__WHAT IS NEEDED__
Repeat what the lines below say, word for word, and skip every image.
##### ENTRIES SHOWN #####
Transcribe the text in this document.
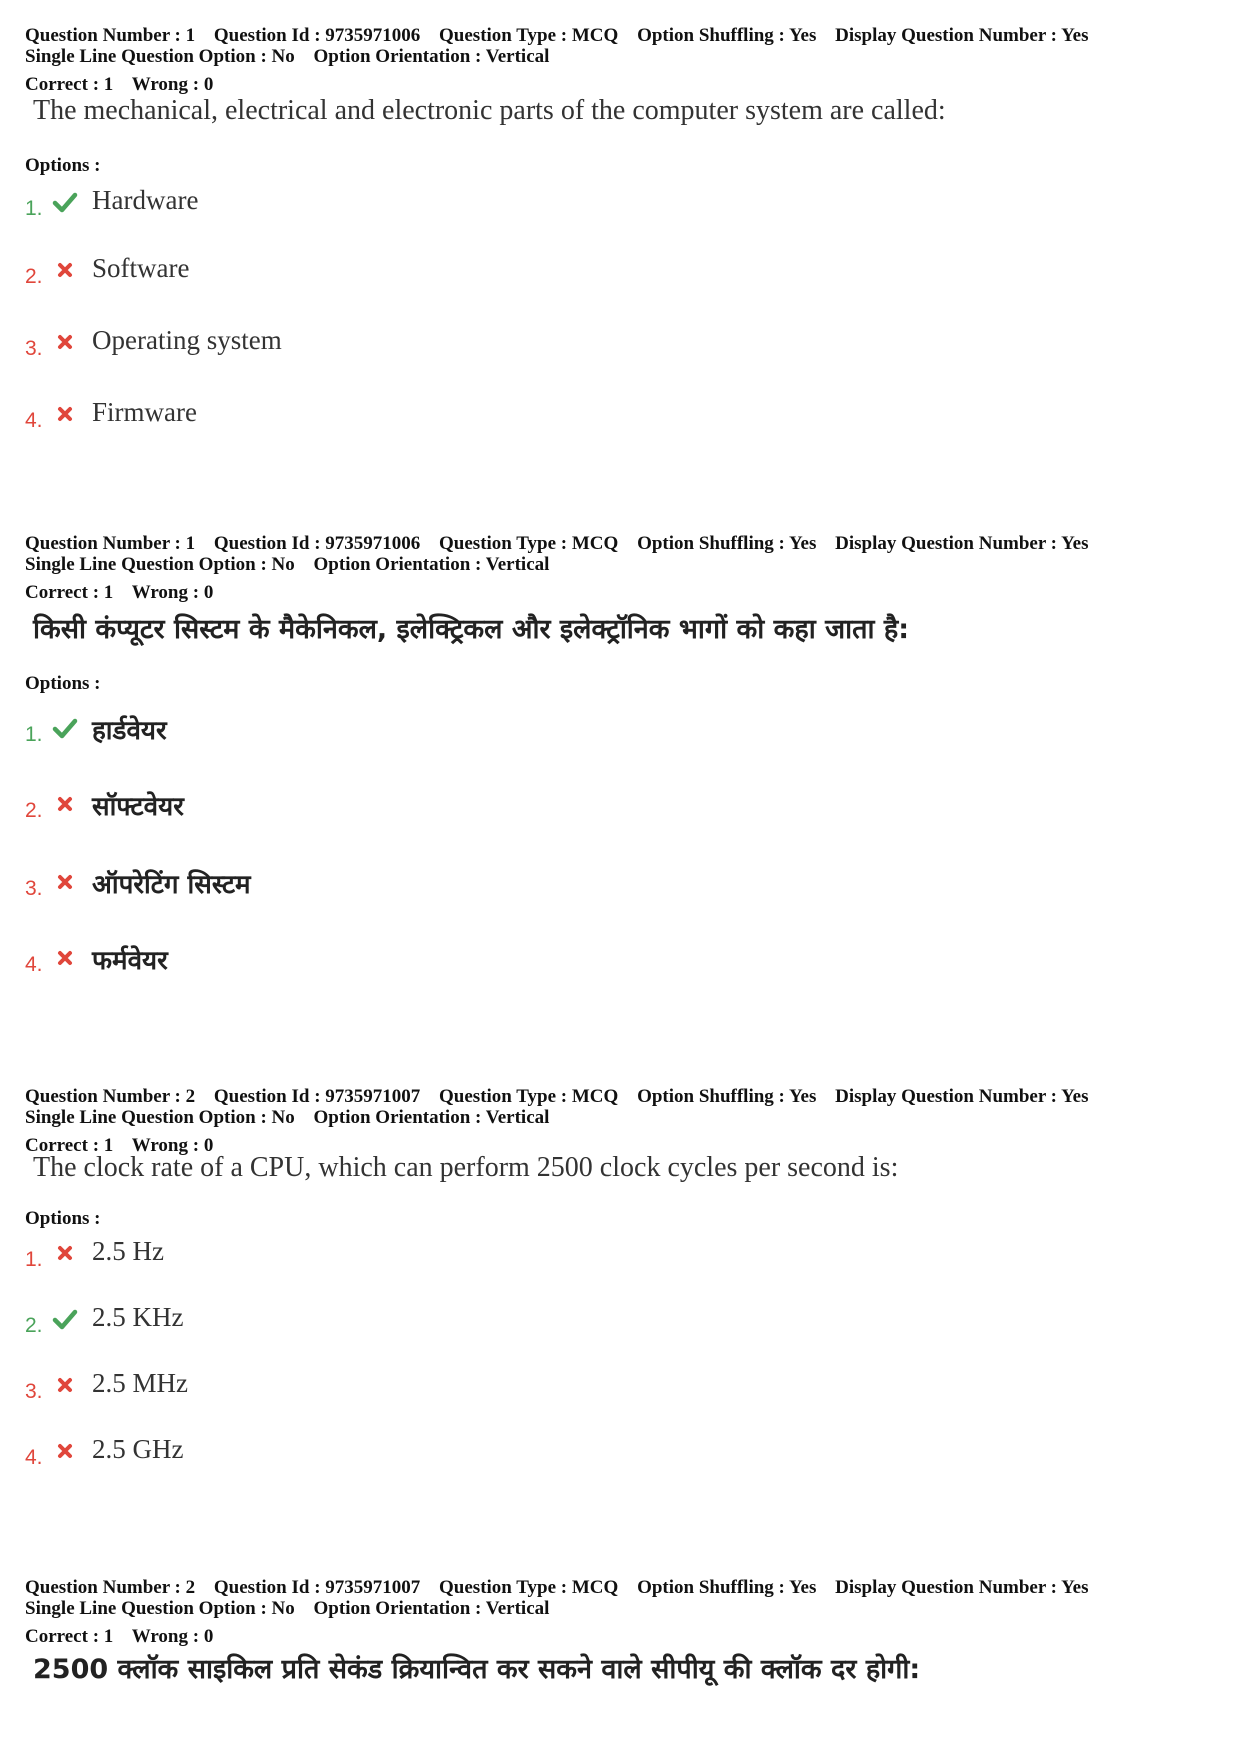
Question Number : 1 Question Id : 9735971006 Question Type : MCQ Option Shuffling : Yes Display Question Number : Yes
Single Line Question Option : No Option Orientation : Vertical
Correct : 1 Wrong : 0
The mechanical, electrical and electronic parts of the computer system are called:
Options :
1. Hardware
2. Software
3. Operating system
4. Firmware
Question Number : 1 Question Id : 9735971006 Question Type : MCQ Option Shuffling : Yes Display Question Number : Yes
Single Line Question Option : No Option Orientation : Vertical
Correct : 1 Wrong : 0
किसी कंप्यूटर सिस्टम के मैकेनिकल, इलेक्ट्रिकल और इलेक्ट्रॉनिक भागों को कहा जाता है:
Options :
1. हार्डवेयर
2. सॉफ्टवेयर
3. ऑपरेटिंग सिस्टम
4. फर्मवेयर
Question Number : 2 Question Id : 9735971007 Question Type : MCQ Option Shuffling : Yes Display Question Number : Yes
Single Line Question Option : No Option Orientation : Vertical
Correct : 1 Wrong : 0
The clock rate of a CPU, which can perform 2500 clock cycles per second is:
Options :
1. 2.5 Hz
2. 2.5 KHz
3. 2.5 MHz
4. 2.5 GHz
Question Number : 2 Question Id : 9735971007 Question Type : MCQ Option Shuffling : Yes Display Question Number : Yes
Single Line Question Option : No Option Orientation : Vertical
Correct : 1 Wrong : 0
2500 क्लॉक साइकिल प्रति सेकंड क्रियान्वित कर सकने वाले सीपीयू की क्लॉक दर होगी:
#####
__ANSWER__
Transcribe the text in this document.
Question Number : 1 Question Id : 9735971006 Question Type : MCQ Option Shuffling : Yes Display Question Number : Yes
Single Line Question Option : No Option Orientation : Vertical
Correct : 1 Wrong : 0
The mechanical, electrical and electronic parts of the computer system are called:
Options :
1. Hardware
2. Software
3. Operating system
4. Firmware
Question Number : 1 Question Id : 9735971006 Question Type : MCQ Option Shuffling : Yes Display Question Number : Yes
Single Line Question Option : No Option Orientation : Vertical
Correct : 1 Wrong : 0
किसी कंप्यूटर सिस्टम के मैकेनिकल, इलेक्ट्रिकल और इलेक्ट्रॉनिक भागों को कहा जाता है:
Options :
1. हार्डवेयर
2. सॉफ्टवेयर
3. ऑपरेटिंग सिस्टम
4. फर्मवेयर
Question Number : 2 Question Id : 9735971007 Question Type : MCQ Option Shuffling : Yes Display Question Number : Yes
Single Line Question Option : No Option Orientation : Vertical
Correct : 1 Wrong : 0
The clock rate of a CPU, which can perform 2500 clock cycles per second is:
Options :
1. 2.5 Hz
2. 2.5 KHz
3. 2.5 MHz
4. 2.5 GHz
Question Number : 2 Question Id : 9735971007 Question Type : MCQ Option Shuffling : Yes Display Question Number : Yes
Single Line Question Option : No Option Orientation : Vertical
Correct : 1 Wrong : 0
2500 क्लॉक साइकिल प्रति सेकंड क्रियान्वित कर सकने वाले सीपीयू की क्लॉक दर होगी:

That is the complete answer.